# WHAT THE TASK ASKS
Transcribe each line of the material as it is, and drop any picture.

[Dataset entries]
┄┄┄┄┄┄┄┄┄┄
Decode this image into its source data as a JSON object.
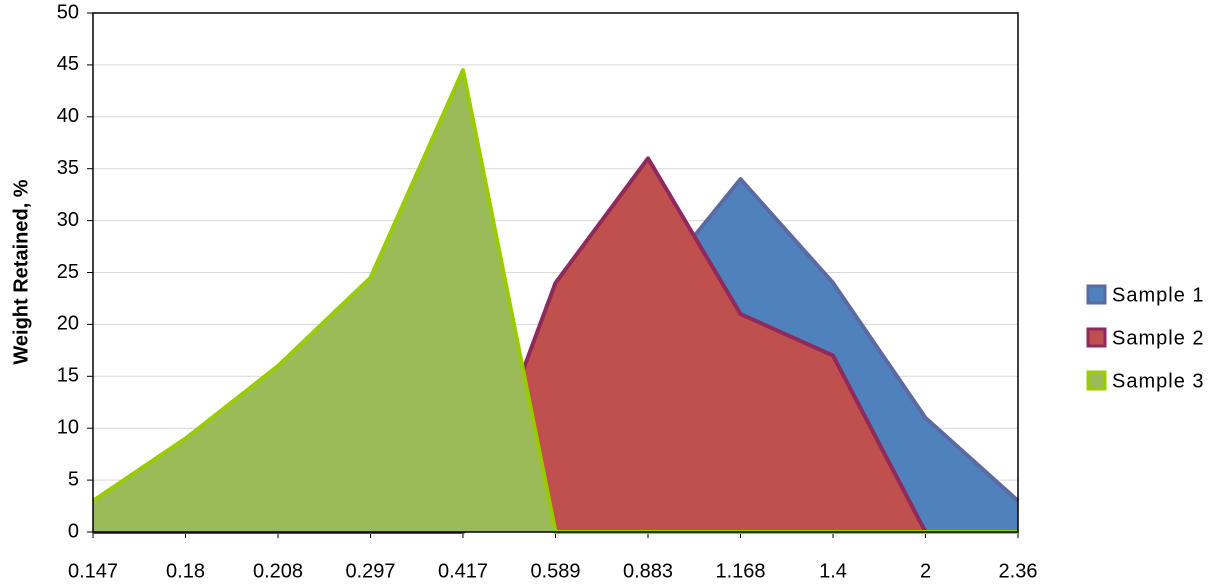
{
  "chart_data": {
    "type": "area",
    "y_label": "Weight Retained, %",
    "categories": [
      "0.147",
      "0.18",
      "0.208",
      "0.297",
      "0.417",
      "0.589",
      "0.883",
      "1.168",
      "1.4",
      "2",
      "2.36"
    ],
    "series": [
      {
        "name": "Sample 1",
        "color": "#4f81bd",
        "edge": "#5b6aa3",
        "values": [
          0,
          0,
          0,
          0,
          0,
          5,
          23,
          34,
          24,
          11,
          3
        ]
      },
      {
        "name": "Sample 2",
        "color": "#c0504d",
        "edge": "#8e2a5c",
        "values": [
          0,
          0,
          0,
          0,
          0,
          24,
          36,
          21,
          17,
          0,
          0
        ]
      },
      {
        "name": "Sample 3",
        "color": "#9bbb59",
        "edge": "#99cc00",
        "values": [
          3,
          9,
          16,
          24.5,
          44.5,
          0,
          0,
          0,
          0,
          0,
          0
        ]
      }
    ],
    "ylim": [
      0,
      50
    ],
    "yticks": [
      0,
      5,
      10,
      15,
      20,
      25,
      30,
      35,
      40,
      45,
      50
    ],
    "grid": true,
    "legend": "right"
  }
}
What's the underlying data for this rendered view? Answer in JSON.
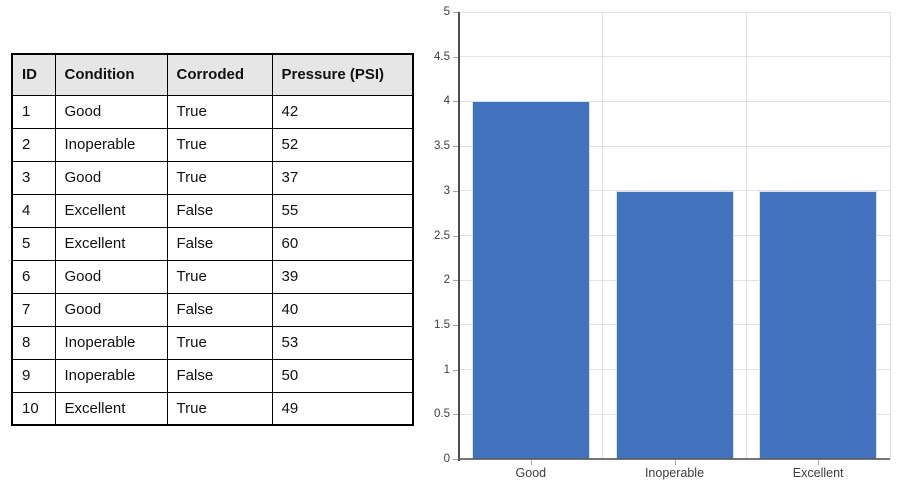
{
  "table": {
    "columns": [
      "ID",
      "Condition",
      "Corroded",
      "Pressure (PSI)"
    ],
    "rows": [
      [
        "1",
        "Good",
        "True",
        "42"
      ],
      [
        "2",
        "Inoperable",
        "True",
        "52"
      ],
      [
        "3",
        "Good",
        "True",
        "37"
      ],
      [
        "4",
        "Excellent",
        "False",
        "55"
      ],
      [
        "5",
        "Excellent",
        "False",
        "60"
      ],
      [
        "6",
        "Good",
        "True",
        "39"
      ],
      [
        "7",
        "Good",
        "False",
        "40"
      ],
      [
        "8",
        "Inoperable",
        "True",
        "53"
      ],
      [
        "9",
        "Inoperable",
        "False",
        "50"
      ],
      [
        "10",
        "Excellent",
        "True",
        "49"
      ]
    ]
  },
  "chart_data": {
    "type": "bar",
    "categories": [
      "Good",
      "Inoperable",
      "Excellent"
    ],
    "values": [
      4,
      3,
      3
    ],
    "title": "",
    "xlabel": "",
    "ylabel": "",
    "ylim": [
      0,
      5
    ],
    "y_ticks": [
      0,
      0.5,
      1,
      1.5,
      2,
      2.5,
      3,
      3.5,
      4,
      4.5,
      5
    ],
    "grid": true,
    "legend": false
  },
  "colors": {
    "bar_fill": "#4272BB",
    "bar_edge": "#D8E1EF",
    "grid_line": "#E2E2E2",
    "y_axis_line": "#4D4D4D",
    "x_axis_line": "#5E5E5E",
    "tick_mark": "#A6A6A6",
    "tick_label": "#3F3F3F",
    "table_border": "#000000",
    "table_header_bg": "#E7E6E6",
    "table_text": "#111111"
  }
}
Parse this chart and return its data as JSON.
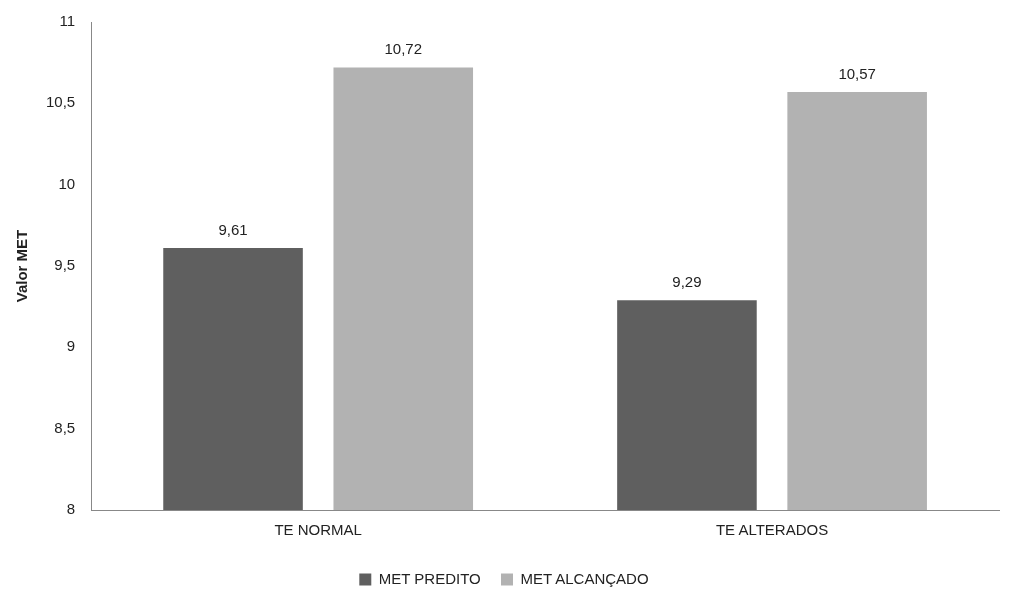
┄┄┄┄┄┄┄┄┄┄
# SOLUTION TO THIS PROBLEM
Decode this image into its source data as a JSON object.
{
  "chart_data": {
    "type": "area",
    "y_label": "Weight Retained, %",
    "categories": [
      "0.147",
      "0.18",
      "0.208",
      "0.297",
      "0.417",
      "0.589",
      "0.883",
      "1.168",
      "1.4",
      "2",
      "2.36"
    ],
    "series": [
      {
        "name": "Sample 1",
        "color": "#4f81bd",
        "edge": "#5b6aa3",
        "values": [
          0,
          0,
          0,
          0,
          0,
          5,
          23,
          34,
          24,
          11,
          3
        ]
      },
      {
        "name": "Sample 2",
        "color": "#c0504d",
        "edge": "#8e2a5c",
        "values": [
          0,
          0,
          0,
          0,
          0,
          24,
          36,
          21,
          17,
          0,
          0
        ]
      },
      {
        "name": "Sample 3",
        "color": "#9bbb59",
        "edge": "#99cc00",
        "values": [
          3,
          9,
          16,
          24.5,
          44.5,
          0,
          0,
          0,
          0,
          0,
          0
        ]
      }
    ],
    "ylim": [
      0,
      50
    ],
    "yticks": [
      0,
      5,
      10,
      15,
      20,
      25,
      30,
      35,
      40,
      45,
      50
    ],
    "grid": true,
    "legend": "right"
  }
}
What's the underlying data for this rendered view? Answer in JSON.
{
  "table": {
    "columns": [
      "ID",
      "Condition",
      "Corroded",
      "Pressure (PSI)"
    ],
    "rows": [
      [
        "1",
        "Good",
        "True",
        "42"
      ],
      [
        "2",
        "Inoperable",
        "True",
        "52"
      ],
      [
        "3",
        "Good",
        "True",
        "37"
      ],
      [
        "4",
        "Excellent",
        "False",
        "55"
      ],
      [
        "5",
        "Excellent",
        "False",
        "60"
      ],
      [
        "6",
        "Good",
        "True",
        "39"
      ],
      [
        "7",
        "Good",
        "False",
        "40"
      ],
      [
        "8",
        "Inoperable",
        "True",
        "53"
      ],
      [
        "9",
        "Inoperable",
        "False",
        "50"
      ],
      [
        "10",
        "Excellent",
        "True",
        "49"
      ]
    ]
  },
  "chart_data": {
    "type": "bar",
    "categories": [
      "Good",
      "Inoperable",
      "Excellent"
    ],
    "values": [
      4,
      3,
      3
    ],
    "title": "",
    "xlabel": "",
    "ylabel": "",
    "ylim": [
      0,
      5
    ],
    "y_ticks": [
      0,
      0.5,
      1,
      1.5,
      2,
      2.5,
      3,
      3.5,
      4,
      4.5,
      5
    ],
    "grid": true,
    "legend": false
  },
  "colors": {
    "bar_fill": "#4272BB",
    "bar_edge": "#D8E1EF",
    "grid_line": "#E2E2E2",
    "y_axis_line": "#4D4D4D",
    "x_axis_line": "#5E5E5E",
    "tick_mark": "#A6A6A6",
    "tick_label": "#3F3F3F",
    "table_border": "#000000",
    "table_header_bg": "#E7E6E6",
    "table_text": "#111111"
  }
}
Parse this chart and return its data as JSON.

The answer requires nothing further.